[Records from a data collection]
──────

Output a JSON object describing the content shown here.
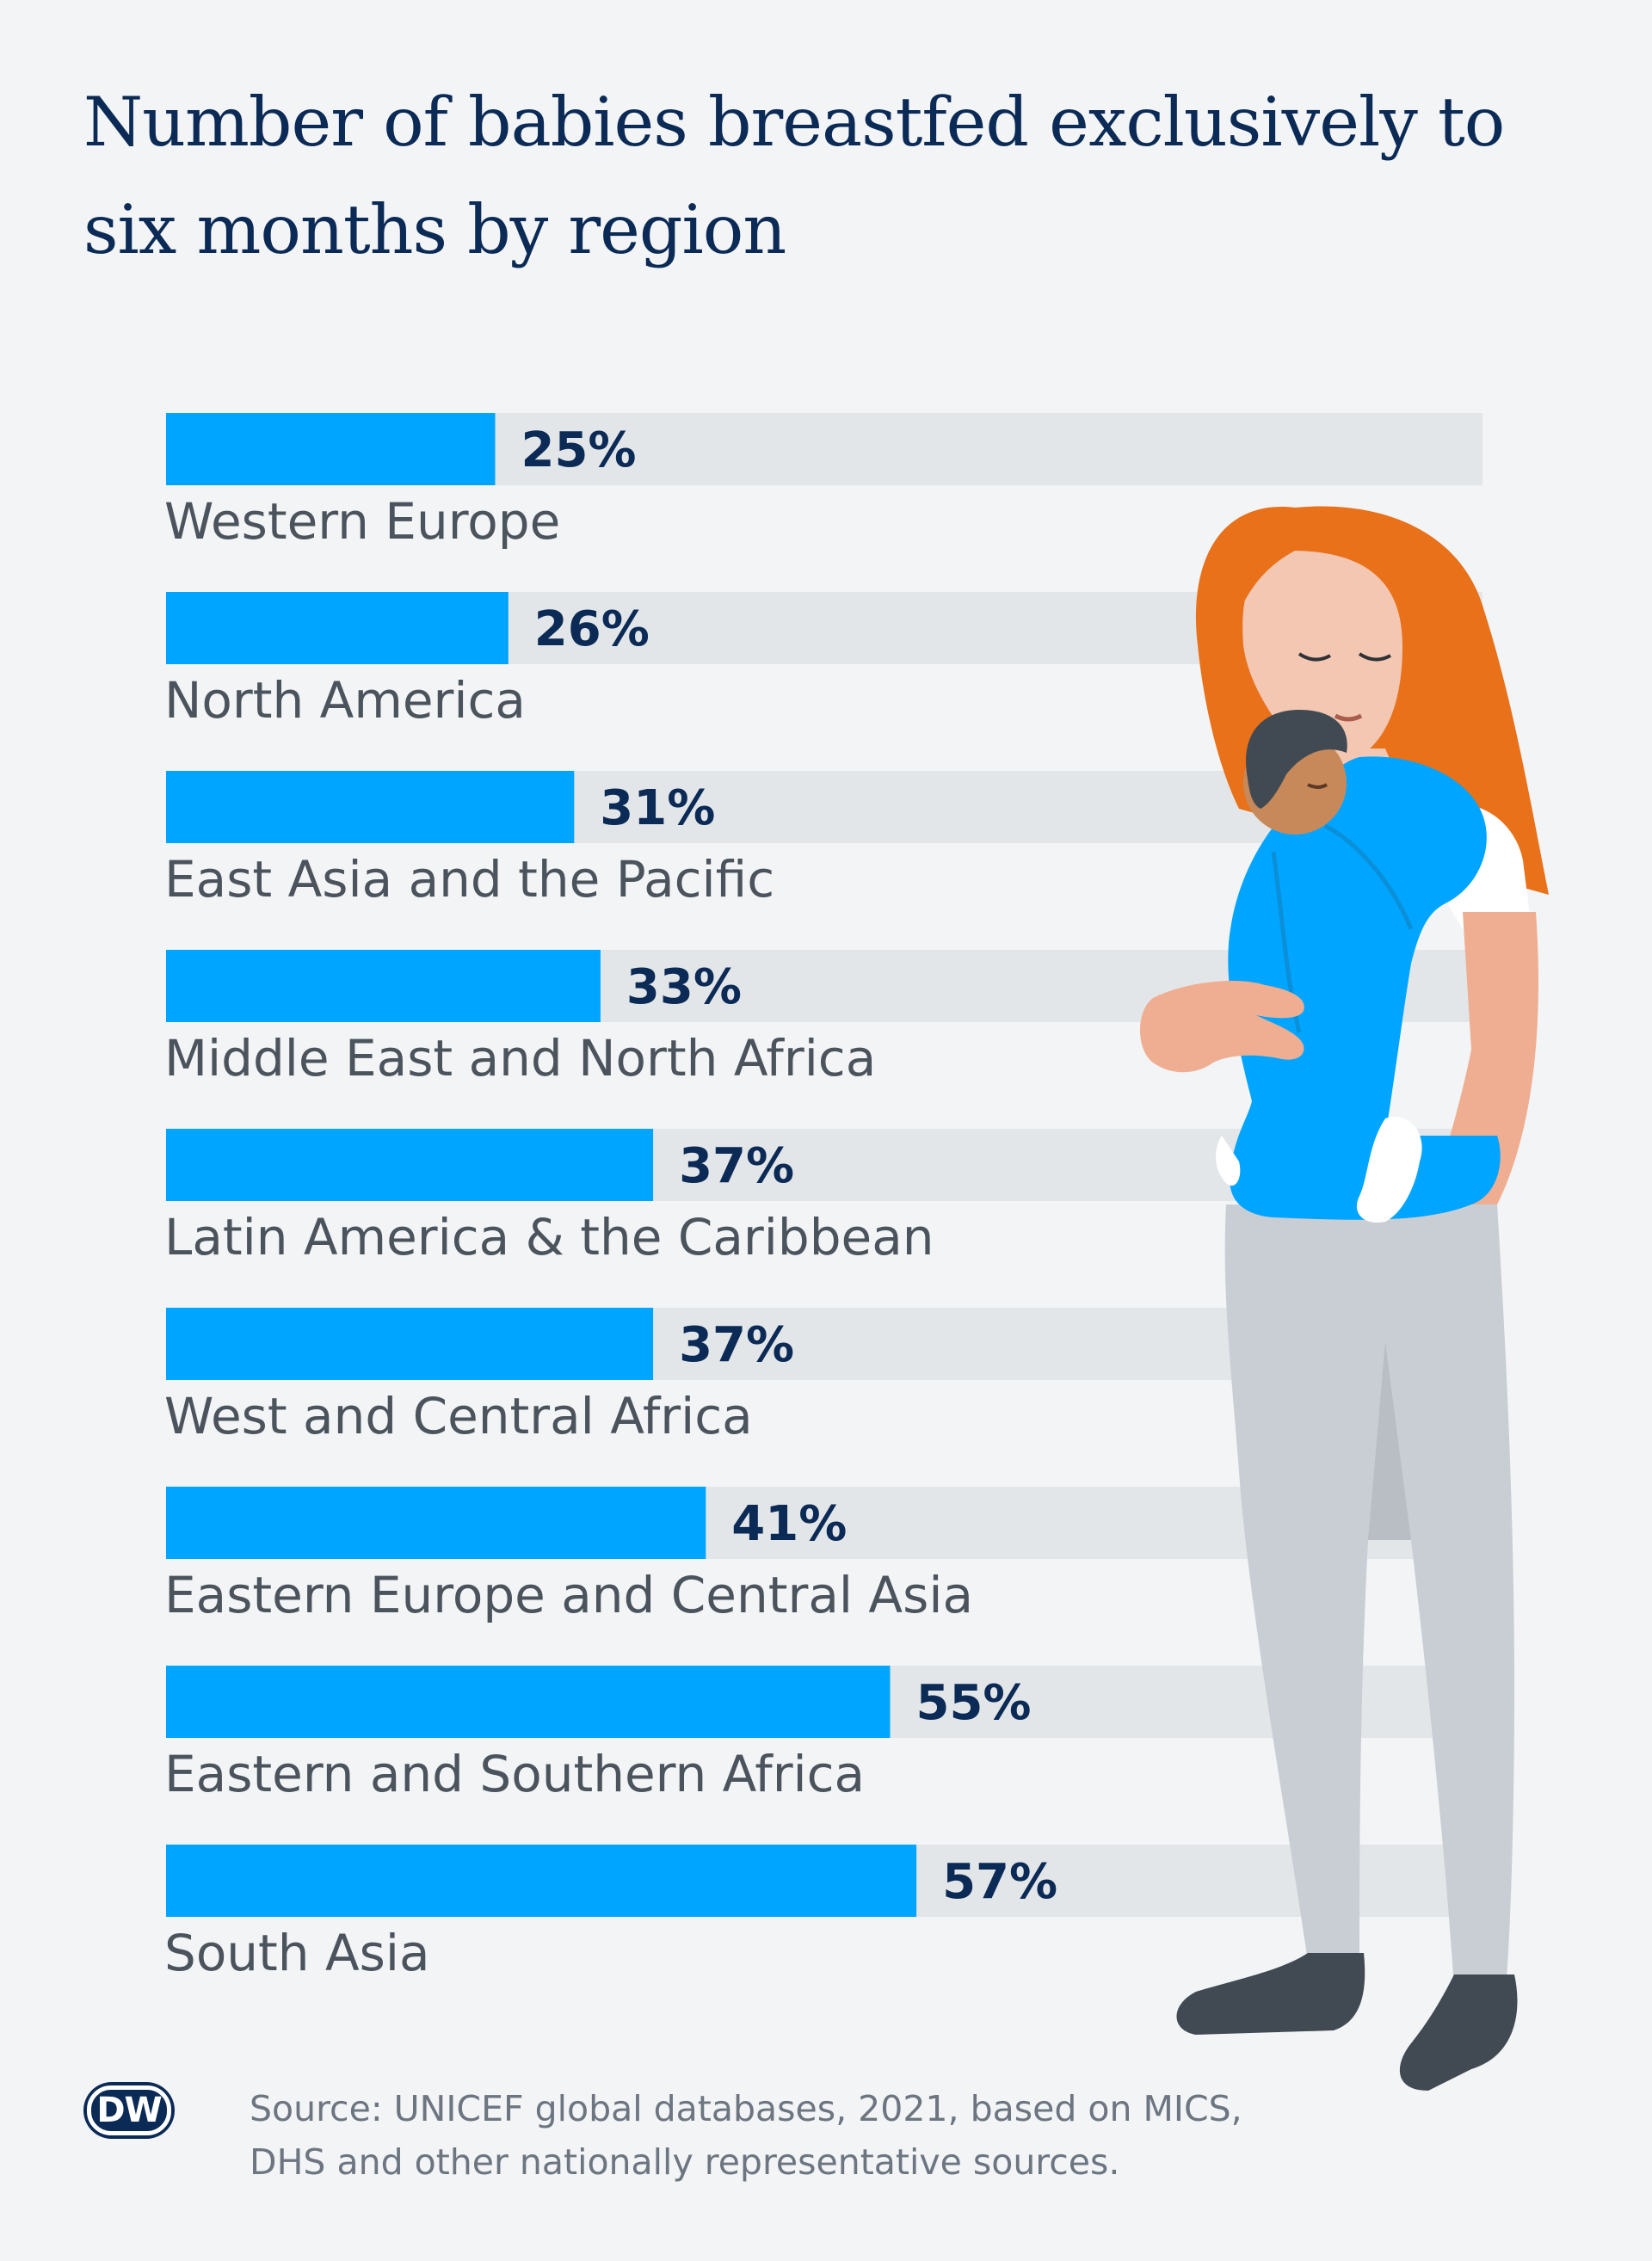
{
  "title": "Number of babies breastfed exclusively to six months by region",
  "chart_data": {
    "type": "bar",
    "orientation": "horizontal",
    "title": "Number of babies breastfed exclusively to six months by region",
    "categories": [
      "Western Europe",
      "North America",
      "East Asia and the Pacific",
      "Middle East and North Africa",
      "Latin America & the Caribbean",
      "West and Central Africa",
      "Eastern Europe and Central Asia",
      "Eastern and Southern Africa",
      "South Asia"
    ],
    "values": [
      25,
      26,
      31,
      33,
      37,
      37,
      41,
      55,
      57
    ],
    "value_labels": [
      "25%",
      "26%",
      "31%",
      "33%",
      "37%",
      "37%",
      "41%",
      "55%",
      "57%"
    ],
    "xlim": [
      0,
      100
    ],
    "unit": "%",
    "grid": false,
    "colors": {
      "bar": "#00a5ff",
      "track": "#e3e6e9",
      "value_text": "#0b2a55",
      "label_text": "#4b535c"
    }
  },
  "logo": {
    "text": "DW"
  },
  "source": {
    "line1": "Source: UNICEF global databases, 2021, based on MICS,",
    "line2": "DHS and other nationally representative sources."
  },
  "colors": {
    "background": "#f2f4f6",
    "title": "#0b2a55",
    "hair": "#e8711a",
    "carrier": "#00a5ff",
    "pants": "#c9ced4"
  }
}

──────

Copy the data character for character, but drop all pictures from the copy.

Output a JSON object describing the content shown here.
{
  "title": "Number of babies breastfed exclusively to six months by region",
  "chart_data": {
    "type": "bar",
    "orientation": "horizontal",
    "title": "Number of babies breastfed exclusively to six months by region",
    "categories": [
      "Western Europe",
      "North America",
      "East Asia and the Pacific",
      "Middle East and North Africa",
      "Latin America & the Caribbean",
      "West and Central Africa",
      "Eastern Europe and Central Asia",
      "Eastern and Southern Africa",
      "South Asia"
    ],
    "values": [
      25,
      26,
      31,
      33,
      37,
      37,
      41,
      55,
      57
    ],
    "value_labels": [
      "25%",
      "26%",
      "31%",
      "33%",
      "37%",
      "37%",
      "41%",
      "55%",
      "57%"
    ],
    "xlim": [
      0,
      100
    ],
    "unit": "%",
    "grid": false,
    "colors": {
      "bar": "#00a5ff",
      "track": "#e3e6e9",
      "value_text": "#0b2a55",
      "label_text": "#4b535c"
    }
  },
  "logo": {
    "text": "DW"
  },
  "source": {
    "line1": "Source: UNICEF global databases, 2021, based on MICS,",
    "line2": "DHS and other nationally representative sources."
  },
  "colors": {
    "background": "#f2f4f6",
    "title": "#0b2a55",
    "hair": "#e8711a",
    "carrier": "#00a5ff",
    "pants": "#c9ced4"
  }
}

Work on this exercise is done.